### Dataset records

______

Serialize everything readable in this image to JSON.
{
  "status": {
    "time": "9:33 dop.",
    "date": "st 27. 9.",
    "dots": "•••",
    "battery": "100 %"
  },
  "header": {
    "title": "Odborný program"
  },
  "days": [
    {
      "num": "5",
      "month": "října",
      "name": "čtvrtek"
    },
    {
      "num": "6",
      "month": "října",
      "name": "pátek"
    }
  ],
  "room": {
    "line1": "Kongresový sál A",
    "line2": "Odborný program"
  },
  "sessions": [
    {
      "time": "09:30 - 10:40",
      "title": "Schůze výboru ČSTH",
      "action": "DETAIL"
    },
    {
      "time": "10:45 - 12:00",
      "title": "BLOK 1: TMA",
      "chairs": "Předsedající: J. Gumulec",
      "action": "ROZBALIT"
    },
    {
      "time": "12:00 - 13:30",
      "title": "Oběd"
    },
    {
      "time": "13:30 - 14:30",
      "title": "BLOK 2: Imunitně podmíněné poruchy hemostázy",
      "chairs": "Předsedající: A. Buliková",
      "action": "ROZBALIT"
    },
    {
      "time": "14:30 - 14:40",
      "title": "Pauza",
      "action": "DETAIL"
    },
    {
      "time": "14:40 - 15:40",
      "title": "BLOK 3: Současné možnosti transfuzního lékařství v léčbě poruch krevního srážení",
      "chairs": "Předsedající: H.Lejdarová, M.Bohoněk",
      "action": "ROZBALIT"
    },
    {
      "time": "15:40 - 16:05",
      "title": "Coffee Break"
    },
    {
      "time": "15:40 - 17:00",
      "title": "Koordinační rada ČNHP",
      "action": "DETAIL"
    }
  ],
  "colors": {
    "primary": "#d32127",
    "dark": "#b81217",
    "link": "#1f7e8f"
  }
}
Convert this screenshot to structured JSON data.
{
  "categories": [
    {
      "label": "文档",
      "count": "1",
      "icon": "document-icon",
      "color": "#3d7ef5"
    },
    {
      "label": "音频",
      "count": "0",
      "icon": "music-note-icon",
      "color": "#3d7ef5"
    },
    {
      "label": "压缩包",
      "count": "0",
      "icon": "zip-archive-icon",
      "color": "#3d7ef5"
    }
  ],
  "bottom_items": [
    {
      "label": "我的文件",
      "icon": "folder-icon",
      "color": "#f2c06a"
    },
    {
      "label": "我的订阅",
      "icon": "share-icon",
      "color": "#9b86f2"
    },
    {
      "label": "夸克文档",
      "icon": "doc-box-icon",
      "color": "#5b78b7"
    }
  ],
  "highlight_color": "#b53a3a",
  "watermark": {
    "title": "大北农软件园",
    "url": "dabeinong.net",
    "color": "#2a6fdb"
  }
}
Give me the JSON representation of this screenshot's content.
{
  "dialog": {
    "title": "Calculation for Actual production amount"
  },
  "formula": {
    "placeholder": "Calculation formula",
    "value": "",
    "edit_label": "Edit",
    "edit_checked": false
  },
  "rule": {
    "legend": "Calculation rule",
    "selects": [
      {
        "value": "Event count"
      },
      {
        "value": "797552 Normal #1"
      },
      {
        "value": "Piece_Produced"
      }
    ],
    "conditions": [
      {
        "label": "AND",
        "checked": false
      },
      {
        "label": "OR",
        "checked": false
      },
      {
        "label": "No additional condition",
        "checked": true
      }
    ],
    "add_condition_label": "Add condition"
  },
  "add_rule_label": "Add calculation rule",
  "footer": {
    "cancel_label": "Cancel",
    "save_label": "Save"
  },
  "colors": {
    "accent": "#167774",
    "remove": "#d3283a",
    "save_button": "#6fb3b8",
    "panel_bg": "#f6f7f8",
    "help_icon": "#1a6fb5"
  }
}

______

### Work to be completed
Repeat the lines above exactly.

### Task output
Serialize everything readable in this image to JSON.
{
  "status": {
    "time": "9:33 dop.",
    "date": "st 27. 9.",
    "dots": "•••",
    "battery": "100 %"
  },
  "header": {
    "title": "Odborný program"
  },
  "days": [
    {
      "num": "5",
      "month": "října",
      "name": "čtvrtek"
    },
    {
      "num": "6",
      "month": "října",
      "name": "pátek"
    }
  ],
  "room": {
    "line1": "Kongresový sál A",
    "line2": "Odborný program"
  },
  "sessions": [
    {
      "time": "09:30 - 10:40",
      "title": "Schůze výboru ČSTH",
      "action": "DETAIL"
    },
    {
      "time": "10:45 - 12:00",
      "title": "BLOK 1: TMA",
      "chairs": "Předsedající: J. Gumulec",
      "action": "ROZBALIT"
    },
    {
      "time": "12:00 - 13:30",
      "title": "Oběd"
    },
    {
      "time": "13:30 - 14:30",
      "title": "BLOK 2: Imunitně podmíněné poruchy hemostázy",
      "chairs": "Předsedající: A. Buliková",
      "action": "ROZBALIT"
    },
    {
      "time": "14:30 - 14:40",
      "title": "Pauza",
      "action": "DETAIL"
    },
    {
      "time": "14:40 - 15:40",
      "title": "BLOK 3: Současné možnosti transfuzního lékařství v léčbě poruch krevního srážení",
      "chairs": "Předsedající: H.Lejdarová, M.Bohoněk",
      "action": "ROZBALIT"
    },
    {
      "time": "15:40 - 16:05",
      "title": "Coffee Break"
    },
    {
      "time": "15:40 - 17:00",
      "title": "Koordinační rada ČNHP",
      "action": "DETAIL"
    }
  ],
  "colors": {
    "primary": "#d32127",
    "dark": "#b81217",
    "link": "#1f7e8f"
  }
}
Convert this screenshot to structured JSON data.
{
  "categories": [
    {
      "label": "文档",
      "count": "1",
      "icon": "document-icon",
      "color": "#3d7ef5"
    },
    {
      "label": "音频",
      "count": "0",
      "icon": "music-note-icon",
      "color": "#3d7ef5"
    },
    {
      "label": "压缩包",
      "count": "0",
      "icon": "zip-archive-icon",
      "color": "#3d7ef5"
    }
  ],
  "bottom_items": [
    {
      "label": "我的文件",
      "icon": "folder-icon",
      "color": "#f2c06a"
    },
    {
      "label": "我的订阅",
      "icon": "share-icon",
      "color": "#9b86f2"
    },
    {
      "label": "夸克文档",
      "icon": "doc-box-icon",
      "color": "#5b78b7"
    }
  ],
  "highlight_color": "#b53a3a",
  "watermark": {
    "title": "大北农软件园",
    "url": "dabeinong.net",
    "color": "#2a6fdb"
  }
}
Give me the JSON representation of this screenshot's content.
{
  "dialog": {
    "title": "Calculation for Actual production amount"
  },
  "formula": {
    "placeholder": "Calculation formula",
    "value": "",
    "edit_label": "Edit",
    "edit_checked": false
  },
  "rule": {
    "legend": "Calculation rule",
    "selects": [
      {
        "value": "Event count"
      },
      {
        "value": "797552 Normal #1"
      },
      {
        "value": "Piece_Produced"
      }
    ],
    "conditions": [
      {
        "label": "AND",
        "checked": false
      },
      {
        "label": "OR",
        "checked": false
      },
      {
        "label": "No additional condition",
        "checked": true
      }
    ],
    "add_condition_label": "Add condition"
  },
  "add_rule_label": "Add calculation rule",
  "footer": {
    "cancel_label": "Cancel",
    "save_label": "Save"
  },
  "colors": {
    "accent": "#167774",
    "remove": "#d3283a",
    "save_button": "#6fb3b8",
    "panel_bg": "#f6f7f8",
    "help_icon": "#1a6fb5"
  }
}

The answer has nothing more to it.